▶ **TASK INPUT**:

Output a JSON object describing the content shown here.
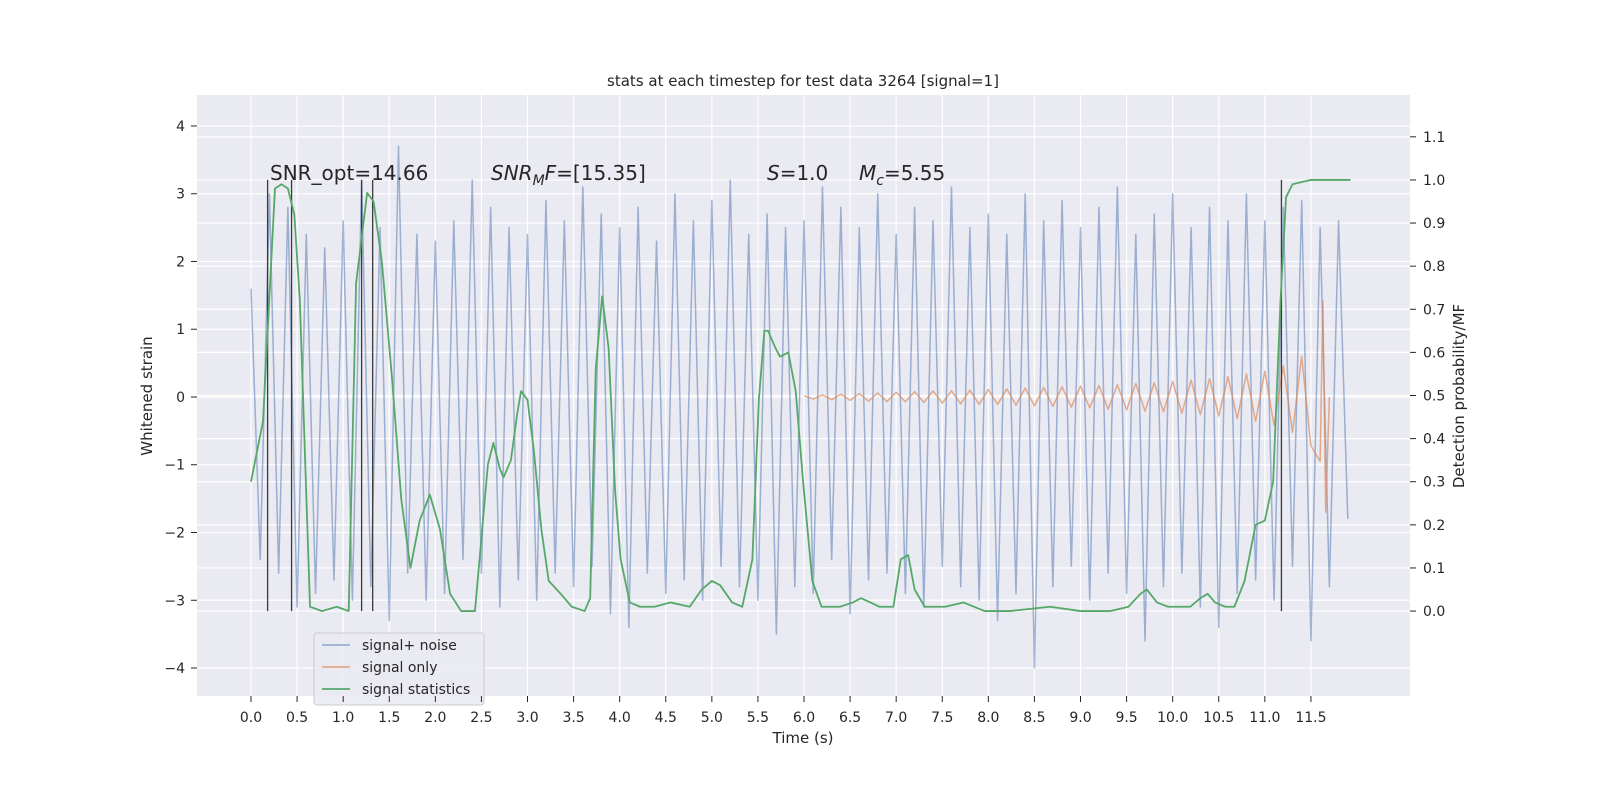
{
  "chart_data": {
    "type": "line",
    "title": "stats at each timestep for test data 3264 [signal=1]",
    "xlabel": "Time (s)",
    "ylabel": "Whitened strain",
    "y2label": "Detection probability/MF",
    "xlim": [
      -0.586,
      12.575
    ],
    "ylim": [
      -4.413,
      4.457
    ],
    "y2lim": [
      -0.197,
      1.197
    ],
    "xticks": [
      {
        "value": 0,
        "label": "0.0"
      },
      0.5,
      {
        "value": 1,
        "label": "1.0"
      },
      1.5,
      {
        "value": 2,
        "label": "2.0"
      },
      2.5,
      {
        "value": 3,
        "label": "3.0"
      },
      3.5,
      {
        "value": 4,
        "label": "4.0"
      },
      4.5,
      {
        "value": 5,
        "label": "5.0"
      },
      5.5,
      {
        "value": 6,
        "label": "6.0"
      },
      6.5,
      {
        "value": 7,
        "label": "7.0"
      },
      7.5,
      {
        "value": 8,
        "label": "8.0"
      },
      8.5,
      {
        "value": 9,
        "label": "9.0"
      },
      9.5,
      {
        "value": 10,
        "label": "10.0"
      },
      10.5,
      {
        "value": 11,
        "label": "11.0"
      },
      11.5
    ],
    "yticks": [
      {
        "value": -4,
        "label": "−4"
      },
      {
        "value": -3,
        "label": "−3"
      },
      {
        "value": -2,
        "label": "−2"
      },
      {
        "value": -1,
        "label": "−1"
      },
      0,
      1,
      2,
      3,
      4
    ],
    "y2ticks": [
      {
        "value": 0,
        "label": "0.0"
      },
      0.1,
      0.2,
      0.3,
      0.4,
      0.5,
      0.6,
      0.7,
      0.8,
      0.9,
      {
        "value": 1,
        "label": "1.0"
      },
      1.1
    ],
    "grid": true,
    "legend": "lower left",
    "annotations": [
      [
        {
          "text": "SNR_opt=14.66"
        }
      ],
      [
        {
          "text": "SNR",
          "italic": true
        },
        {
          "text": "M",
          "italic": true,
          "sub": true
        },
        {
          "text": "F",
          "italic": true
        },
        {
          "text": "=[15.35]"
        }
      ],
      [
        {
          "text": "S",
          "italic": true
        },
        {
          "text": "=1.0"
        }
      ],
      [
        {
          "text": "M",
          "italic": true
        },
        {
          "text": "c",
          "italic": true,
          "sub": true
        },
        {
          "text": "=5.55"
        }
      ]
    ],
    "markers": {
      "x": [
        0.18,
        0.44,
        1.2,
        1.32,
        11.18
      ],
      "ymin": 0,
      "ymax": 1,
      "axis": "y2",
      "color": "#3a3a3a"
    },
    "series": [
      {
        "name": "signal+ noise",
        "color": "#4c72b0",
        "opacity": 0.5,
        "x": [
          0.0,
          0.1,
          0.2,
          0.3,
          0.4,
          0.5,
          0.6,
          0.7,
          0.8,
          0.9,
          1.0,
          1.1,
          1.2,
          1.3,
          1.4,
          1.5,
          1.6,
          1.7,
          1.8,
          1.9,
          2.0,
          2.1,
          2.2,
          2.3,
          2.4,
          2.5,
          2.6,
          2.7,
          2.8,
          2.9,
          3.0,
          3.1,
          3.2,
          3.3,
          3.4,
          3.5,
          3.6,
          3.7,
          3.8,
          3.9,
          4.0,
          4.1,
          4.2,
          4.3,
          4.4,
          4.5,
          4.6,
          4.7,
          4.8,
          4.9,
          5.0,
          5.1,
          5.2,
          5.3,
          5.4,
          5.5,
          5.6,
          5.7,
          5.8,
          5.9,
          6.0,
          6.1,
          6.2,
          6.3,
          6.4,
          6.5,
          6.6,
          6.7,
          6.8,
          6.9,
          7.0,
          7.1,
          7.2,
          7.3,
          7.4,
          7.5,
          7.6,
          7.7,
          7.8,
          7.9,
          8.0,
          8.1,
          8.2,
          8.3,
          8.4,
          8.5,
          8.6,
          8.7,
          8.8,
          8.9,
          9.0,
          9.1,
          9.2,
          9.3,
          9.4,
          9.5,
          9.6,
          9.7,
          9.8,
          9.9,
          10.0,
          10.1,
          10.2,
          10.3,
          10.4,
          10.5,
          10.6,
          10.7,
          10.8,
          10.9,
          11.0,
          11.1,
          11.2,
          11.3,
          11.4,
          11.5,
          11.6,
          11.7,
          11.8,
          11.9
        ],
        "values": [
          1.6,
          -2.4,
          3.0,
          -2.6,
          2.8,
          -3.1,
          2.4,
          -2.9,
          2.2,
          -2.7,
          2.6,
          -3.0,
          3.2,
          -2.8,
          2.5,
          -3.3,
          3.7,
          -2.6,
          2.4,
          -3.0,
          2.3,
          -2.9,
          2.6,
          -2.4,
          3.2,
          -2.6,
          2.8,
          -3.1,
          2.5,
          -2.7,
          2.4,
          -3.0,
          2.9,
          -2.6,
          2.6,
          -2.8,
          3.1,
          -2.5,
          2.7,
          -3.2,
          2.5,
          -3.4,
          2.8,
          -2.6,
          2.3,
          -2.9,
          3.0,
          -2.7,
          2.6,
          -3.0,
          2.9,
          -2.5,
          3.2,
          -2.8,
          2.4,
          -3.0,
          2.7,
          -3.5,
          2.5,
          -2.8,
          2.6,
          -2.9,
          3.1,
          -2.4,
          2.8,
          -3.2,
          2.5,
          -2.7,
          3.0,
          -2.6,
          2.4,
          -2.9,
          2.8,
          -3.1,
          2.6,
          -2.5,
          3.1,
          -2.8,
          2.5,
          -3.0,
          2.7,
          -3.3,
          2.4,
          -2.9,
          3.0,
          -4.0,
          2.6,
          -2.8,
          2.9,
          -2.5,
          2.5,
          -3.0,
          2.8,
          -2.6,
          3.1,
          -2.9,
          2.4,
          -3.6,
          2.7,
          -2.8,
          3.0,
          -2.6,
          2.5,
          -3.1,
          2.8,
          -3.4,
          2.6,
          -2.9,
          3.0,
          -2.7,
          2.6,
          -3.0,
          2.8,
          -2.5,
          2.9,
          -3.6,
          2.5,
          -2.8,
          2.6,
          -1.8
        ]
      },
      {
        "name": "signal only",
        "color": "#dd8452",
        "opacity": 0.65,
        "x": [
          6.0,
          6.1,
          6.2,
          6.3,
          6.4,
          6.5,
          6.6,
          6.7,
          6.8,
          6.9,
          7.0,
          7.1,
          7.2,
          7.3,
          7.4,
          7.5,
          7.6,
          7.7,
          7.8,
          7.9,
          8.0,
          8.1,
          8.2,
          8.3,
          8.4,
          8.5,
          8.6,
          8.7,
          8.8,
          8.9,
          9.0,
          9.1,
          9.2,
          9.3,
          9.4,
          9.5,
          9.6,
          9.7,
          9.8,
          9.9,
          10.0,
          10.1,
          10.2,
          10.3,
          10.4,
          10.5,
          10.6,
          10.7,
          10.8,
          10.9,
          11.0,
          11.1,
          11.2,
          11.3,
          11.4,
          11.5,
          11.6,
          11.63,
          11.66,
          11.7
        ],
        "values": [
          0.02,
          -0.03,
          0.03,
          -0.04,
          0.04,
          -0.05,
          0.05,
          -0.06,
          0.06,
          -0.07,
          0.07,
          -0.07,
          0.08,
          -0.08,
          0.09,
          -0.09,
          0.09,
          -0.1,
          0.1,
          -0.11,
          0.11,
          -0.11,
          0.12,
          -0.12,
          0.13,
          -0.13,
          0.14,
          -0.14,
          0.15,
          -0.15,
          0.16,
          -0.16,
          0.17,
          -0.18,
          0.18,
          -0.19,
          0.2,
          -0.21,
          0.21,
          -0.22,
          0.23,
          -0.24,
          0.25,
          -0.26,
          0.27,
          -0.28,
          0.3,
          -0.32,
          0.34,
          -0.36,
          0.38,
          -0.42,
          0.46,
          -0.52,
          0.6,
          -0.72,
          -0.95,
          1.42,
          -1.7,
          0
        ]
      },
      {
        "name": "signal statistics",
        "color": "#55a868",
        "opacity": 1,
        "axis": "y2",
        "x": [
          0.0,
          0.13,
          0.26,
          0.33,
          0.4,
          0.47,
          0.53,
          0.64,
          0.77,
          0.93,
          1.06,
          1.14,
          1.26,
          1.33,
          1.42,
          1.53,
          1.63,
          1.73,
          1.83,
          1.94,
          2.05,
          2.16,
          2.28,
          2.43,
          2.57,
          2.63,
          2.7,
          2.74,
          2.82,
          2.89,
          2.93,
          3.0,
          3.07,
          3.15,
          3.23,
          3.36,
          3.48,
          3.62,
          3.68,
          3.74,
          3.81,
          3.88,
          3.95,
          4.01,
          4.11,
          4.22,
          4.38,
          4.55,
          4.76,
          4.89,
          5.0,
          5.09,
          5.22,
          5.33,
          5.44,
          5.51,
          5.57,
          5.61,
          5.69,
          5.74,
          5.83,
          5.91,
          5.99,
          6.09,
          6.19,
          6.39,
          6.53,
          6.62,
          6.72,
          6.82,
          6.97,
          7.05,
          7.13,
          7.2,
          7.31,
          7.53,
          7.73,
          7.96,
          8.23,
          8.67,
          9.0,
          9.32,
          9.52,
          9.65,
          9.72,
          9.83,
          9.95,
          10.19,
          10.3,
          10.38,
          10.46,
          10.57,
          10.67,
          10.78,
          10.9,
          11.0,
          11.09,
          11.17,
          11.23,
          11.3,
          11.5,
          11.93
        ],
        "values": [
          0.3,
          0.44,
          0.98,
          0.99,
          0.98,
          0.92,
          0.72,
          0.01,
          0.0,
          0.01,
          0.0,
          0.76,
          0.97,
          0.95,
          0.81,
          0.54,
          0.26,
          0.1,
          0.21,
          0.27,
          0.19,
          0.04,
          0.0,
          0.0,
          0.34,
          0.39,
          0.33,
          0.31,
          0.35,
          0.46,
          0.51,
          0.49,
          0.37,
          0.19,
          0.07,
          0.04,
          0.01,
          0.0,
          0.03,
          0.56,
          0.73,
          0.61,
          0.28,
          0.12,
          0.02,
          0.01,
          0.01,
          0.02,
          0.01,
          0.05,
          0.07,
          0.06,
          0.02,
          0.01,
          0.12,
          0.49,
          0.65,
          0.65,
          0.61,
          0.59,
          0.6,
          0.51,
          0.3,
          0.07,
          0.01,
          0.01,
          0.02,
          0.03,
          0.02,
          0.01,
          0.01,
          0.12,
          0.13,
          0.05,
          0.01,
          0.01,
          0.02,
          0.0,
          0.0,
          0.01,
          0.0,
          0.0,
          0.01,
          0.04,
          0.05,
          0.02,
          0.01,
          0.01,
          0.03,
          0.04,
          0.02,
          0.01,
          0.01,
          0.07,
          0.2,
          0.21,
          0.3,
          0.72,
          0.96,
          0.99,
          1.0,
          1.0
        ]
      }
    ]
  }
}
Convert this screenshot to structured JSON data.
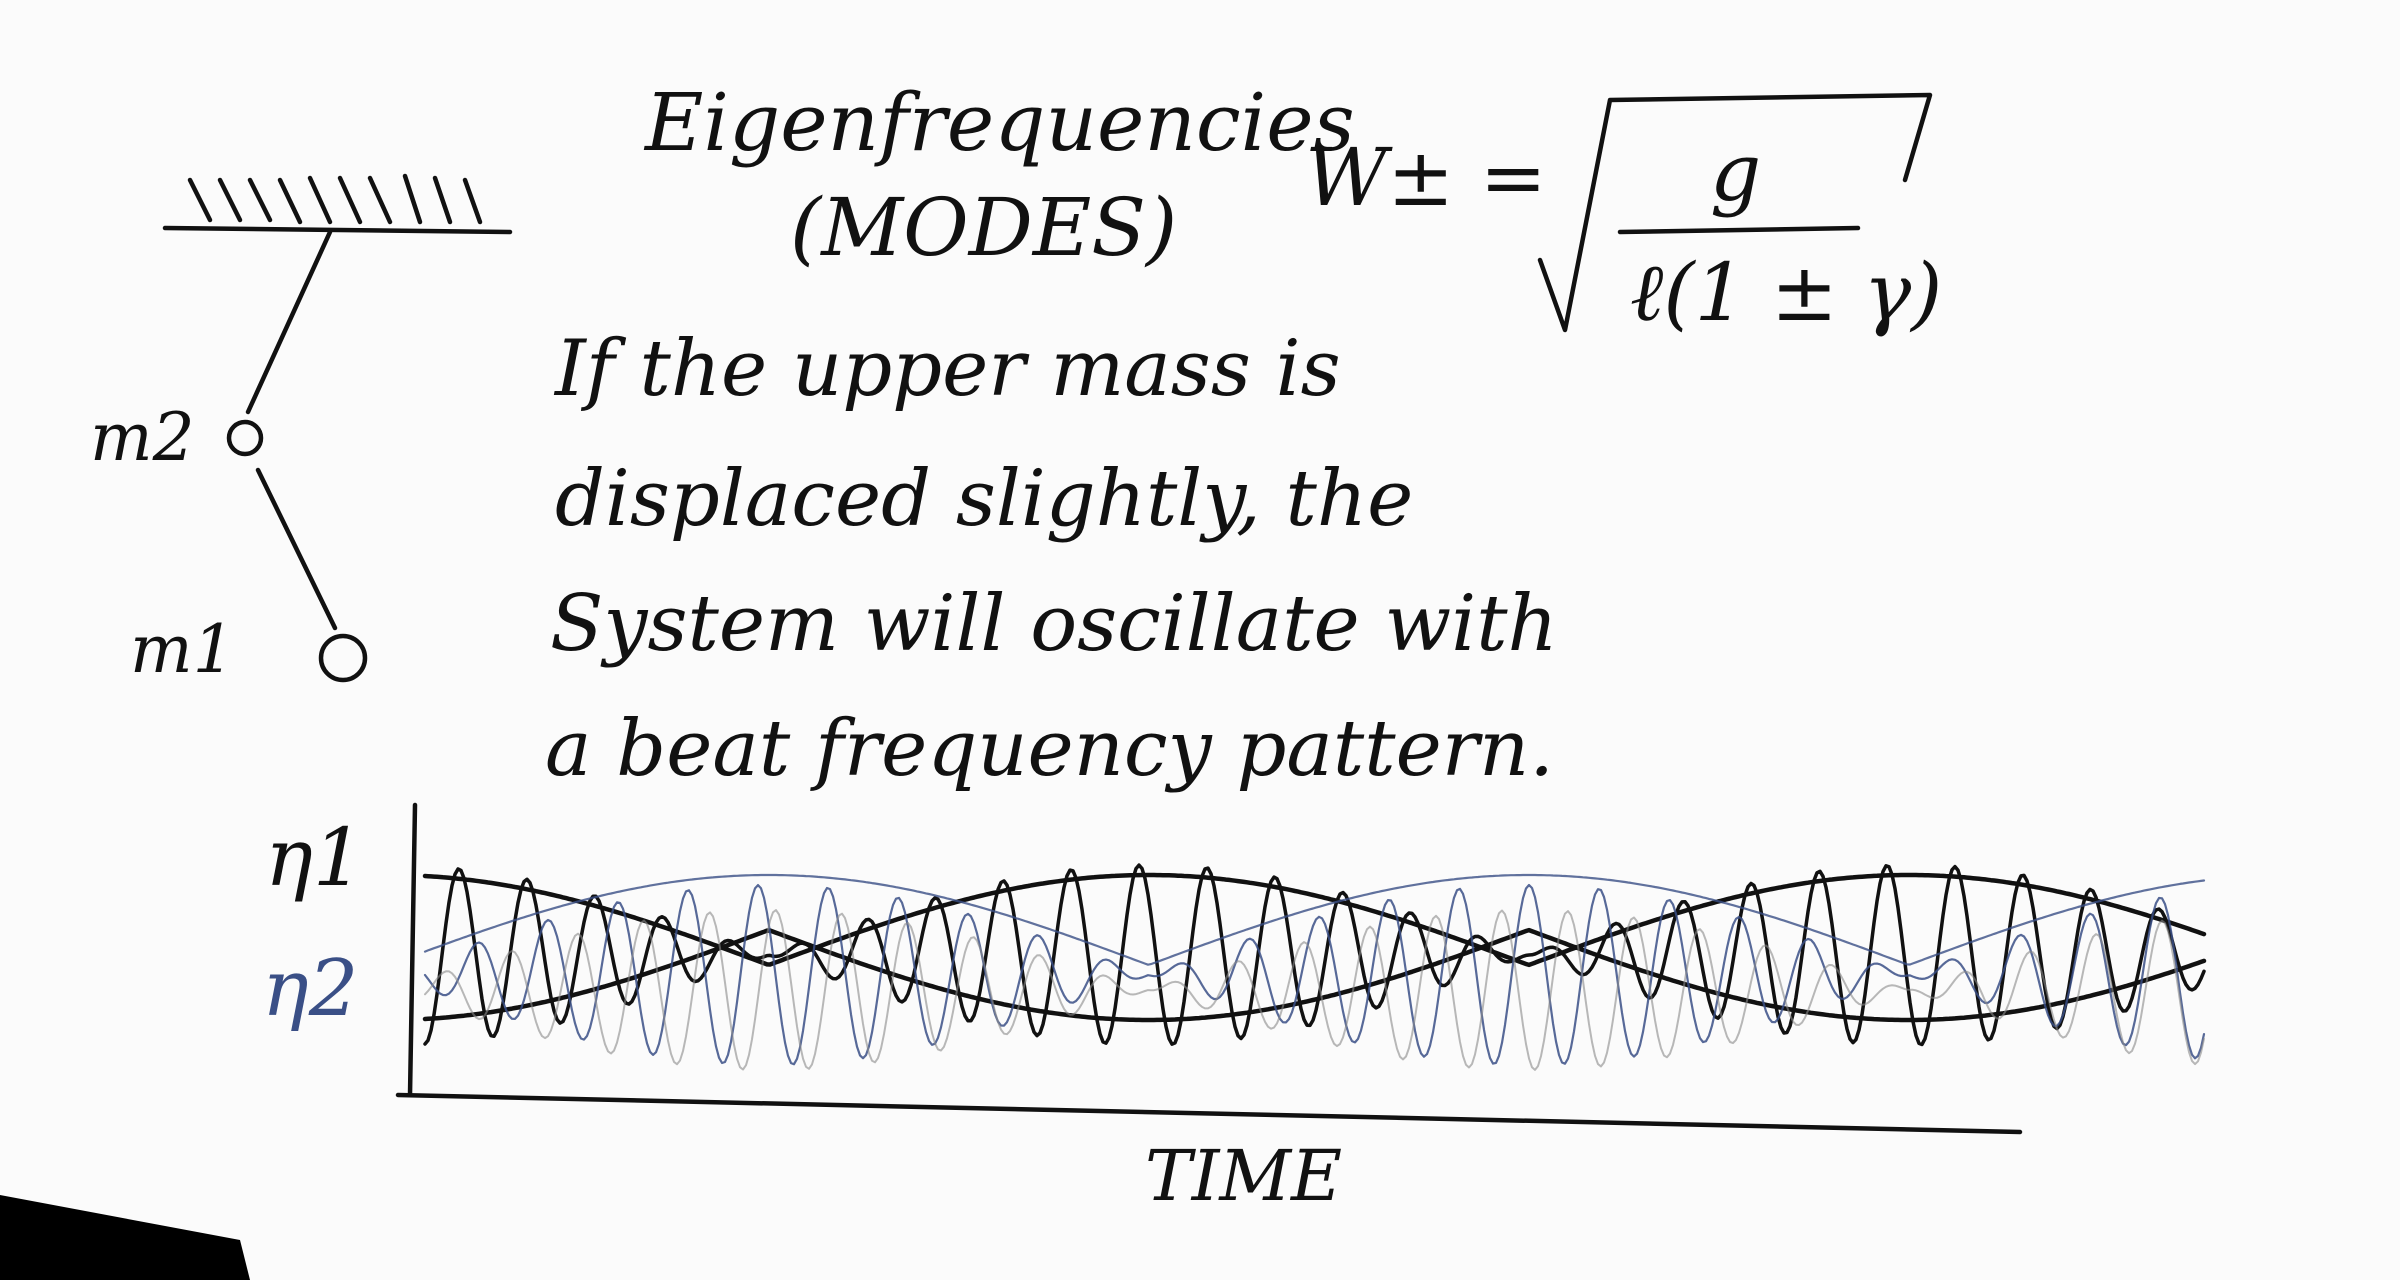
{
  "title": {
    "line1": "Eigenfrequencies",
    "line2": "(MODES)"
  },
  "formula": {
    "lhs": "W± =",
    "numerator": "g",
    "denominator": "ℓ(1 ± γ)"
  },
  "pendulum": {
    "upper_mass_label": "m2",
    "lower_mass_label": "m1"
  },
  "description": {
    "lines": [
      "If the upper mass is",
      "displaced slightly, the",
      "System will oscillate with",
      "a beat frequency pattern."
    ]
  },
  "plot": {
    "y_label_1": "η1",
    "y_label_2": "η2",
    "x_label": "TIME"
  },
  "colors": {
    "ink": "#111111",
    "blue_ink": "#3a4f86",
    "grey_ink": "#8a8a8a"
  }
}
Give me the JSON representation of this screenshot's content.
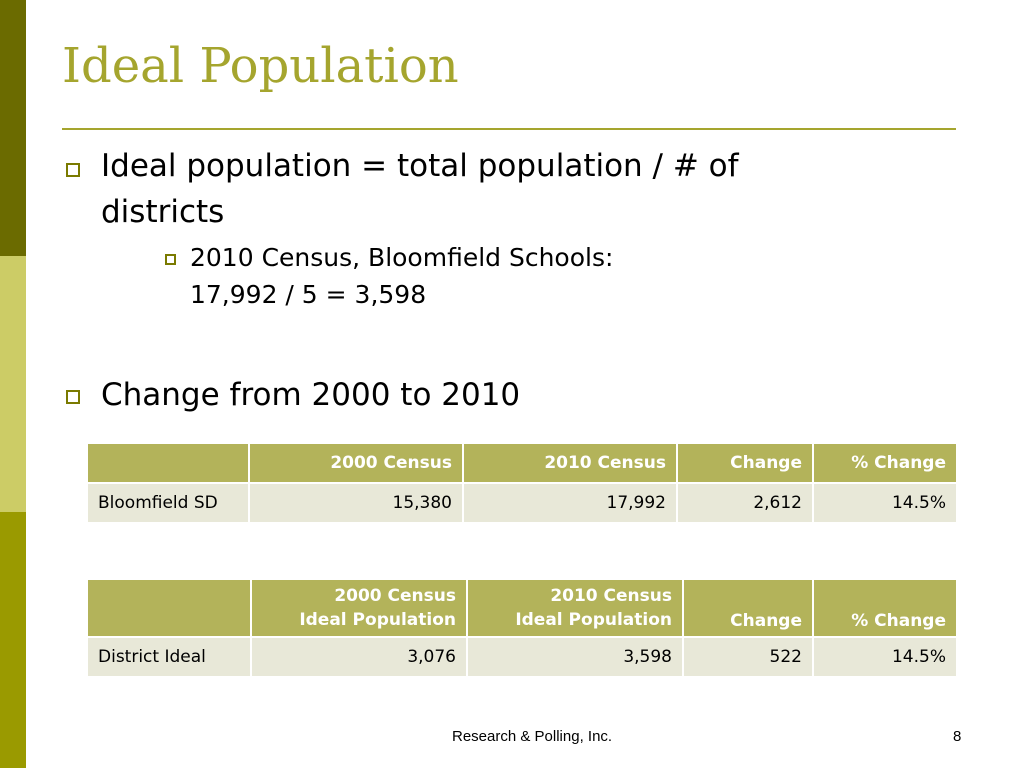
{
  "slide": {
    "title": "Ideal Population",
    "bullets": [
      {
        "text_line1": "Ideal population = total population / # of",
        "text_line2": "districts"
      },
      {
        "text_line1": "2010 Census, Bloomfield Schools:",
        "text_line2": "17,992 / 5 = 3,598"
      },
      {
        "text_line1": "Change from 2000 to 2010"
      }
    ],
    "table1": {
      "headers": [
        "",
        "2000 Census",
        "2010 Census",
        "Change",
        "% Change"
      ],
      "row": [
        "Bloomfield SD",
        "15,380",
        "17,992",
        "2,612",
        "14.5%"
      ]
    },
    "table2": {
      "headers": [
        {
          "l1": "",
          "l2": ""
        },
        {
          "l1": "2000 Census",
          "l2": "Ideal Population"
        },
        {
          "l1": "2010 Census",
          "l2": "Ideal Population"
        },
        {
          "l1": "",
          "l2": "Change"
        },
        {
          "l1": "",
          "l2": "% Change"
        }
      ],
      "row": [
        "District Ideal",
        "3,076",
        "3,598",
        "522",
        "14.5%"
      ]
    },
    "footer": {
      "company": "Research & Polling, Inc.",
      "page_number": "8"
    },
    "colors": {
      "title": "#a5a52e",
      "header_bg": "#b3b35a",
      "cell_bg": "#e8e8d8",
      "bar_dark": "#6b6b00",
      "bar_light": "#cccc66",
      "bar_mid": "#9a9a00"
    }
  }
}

▶ **SET EXERCISE**: In the material above, show every line where the word "this" turns up.

▶ **EXERCISE ANSWER**:
Convert this screenshot to structured JSON data.
Give me the JSON representation of this screenshot's content.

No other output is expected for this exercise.